**TEXT SHOWN**
....

P-3.03 Cell therapy using CD8+Tregs in human transplantation

Abstract

Cell therapy using CD8+Tregs in human transplantation

Séverine Bézie1,2,3, Nadège Vimond1,2,3, Ignacio Anegon1,2,3, Carole Guillonneau1,2,3.

1CRTI UMR1064, INSERM, Université de Nantes, Nantes, France; 2ITUN, CHU Nantes, Nantes, France; 3Labex IGO, “Immunotherapy, Graft, Oncology”, Nantes, France

ReSHAPE.

Introduction: CD8+CD45RClow/-T cells have been described by us and others as highly suppressive cells in rodent and human. Importantly, we highlighted their therapeutic potential in transplantation models of human skin graft allogeneic rejection and human PBMCs-induced GVHD in NSG mice (Bézie et al., Frontiers Immunol., 2018). More recently, we have shown that conferring specificity toward a HLA mismatch in transplantation by using the CAR technology significantly improved their therapeutic efficiency (Bézie et al., Blood Advances, 2019). To date, there has been no clinical trial using CD8+Tregs. Thus, our goal was to develop a GMP-compatible protocol to launch a FIH clinical trial using CD8+Treg cell therapy in transplantation as a part of the H2020 ReSHAPE program.
Materials and Methods: CD8+Tregs were FACS-sorted based on CD3+CD8+CD45RClow/- phenotype from blood of healthy volunteers. Clinically compatible culture media from Clinisciences, Miltenyi Biotec, Lonza, ThermoFisher Scientific, Takara, Biotechne, Irvine, CellGenix and Stem cell were compared, when supplemented or not with human AB serum (BioIVT Seralab), human albumin (Vialebex), or CTS Immune cell SR (ThermoFisher Scientific), and with a range of IL-2 (Proleukin) and rapamycin (Pfizer) doses. Anti-CD3/CD28 purified antibodies, coated beads (Miltenyi Biotec), or tetramers (Stem Cell) were used for Treg stimulation at days 0 and 7 of 14 days culture. Suppressive activity of Tregs was assessed in vitro on responder T cell proliferation stimulated by allogeneic APCs and in vivo in a PBMC-humanized NSG mouse model of GVHD.
Results: We sat up a process to isolate and expand circulating CD8+Tregs in GMP conditions. Based on cell expansion yield, Treg-associated marker expression and suppressive function, we selected a clinically applicable culture medium combined with serum, cytokines and chemical supplements. In addition, IL-2 and rapamycin doses and stimulation methods were determined and critical to preserve their function. In vivo, we observed that CD8+Tregs persist for more than 80 days in NSG mice lacking human cytokines. Finally, we demonstrated in vitro and in vivo that allogeneic off the shelf CD8+Tregs can be used in cell therapy.
Conclusion: At the dawn of the FIH clinical trial using CD8+Treg cell therapy, we are already working on the next generation of CD8+Tregs for transplanted patients with genetic modifications to secure function, stability, high persistence and specificity.

References:

[1] Bézie S. Blood Advances.2019;3: 3522–3538
[2] Bézie S. Front. Immunol..2017; 8, 2014.

....

**ASSIGNED TASK**
How long did CD8+Tregs persist in NSG mice lacking human cytokines, according to the CD8+Treg cell therapy abstract?

....

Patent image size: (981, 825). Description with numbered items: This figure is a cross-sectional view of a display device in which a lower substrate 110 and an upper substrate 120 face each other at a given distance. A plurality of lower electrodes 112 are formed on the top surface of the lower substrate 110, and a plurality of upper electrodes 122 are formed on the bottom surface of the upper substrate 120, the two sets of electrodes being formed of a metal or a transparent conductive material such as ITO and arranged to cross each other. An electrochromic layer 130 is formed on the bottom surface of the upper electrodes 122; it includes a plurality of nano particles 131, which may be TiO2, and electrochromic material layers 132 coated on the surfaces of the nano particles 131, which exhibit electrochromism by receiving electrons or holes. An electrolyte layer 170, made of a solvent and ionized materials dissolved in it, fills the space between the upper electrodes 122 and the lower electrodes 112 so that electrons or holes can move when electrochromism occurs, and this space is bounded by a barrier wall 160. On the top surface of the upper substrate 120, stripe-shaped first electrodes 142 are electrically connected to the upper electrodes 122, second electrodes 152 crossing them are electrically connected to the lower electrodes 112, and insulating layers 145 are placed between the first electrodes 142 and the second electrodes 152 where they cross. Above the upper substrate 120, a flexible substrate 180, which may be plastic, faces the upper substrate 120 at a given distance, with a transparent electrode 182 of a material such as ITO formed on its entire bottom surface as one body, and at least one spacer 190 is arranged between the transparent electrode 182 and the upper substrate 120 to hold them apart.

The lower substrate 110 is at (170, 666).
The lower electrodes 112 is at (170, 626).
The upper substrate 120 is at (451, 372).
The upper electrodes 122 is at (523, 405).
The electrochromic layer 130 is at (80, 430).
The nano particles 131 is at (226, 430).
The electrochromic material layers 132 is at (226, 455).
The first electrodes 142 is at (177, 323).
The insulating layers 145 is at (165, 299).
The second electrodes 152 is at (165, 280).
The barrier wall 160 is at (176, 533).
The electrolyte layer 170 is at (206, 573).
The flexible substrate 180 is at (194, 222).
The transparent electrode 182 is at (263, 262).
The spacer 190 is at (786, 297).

....

**TASK ANSWER**
More than 80 days.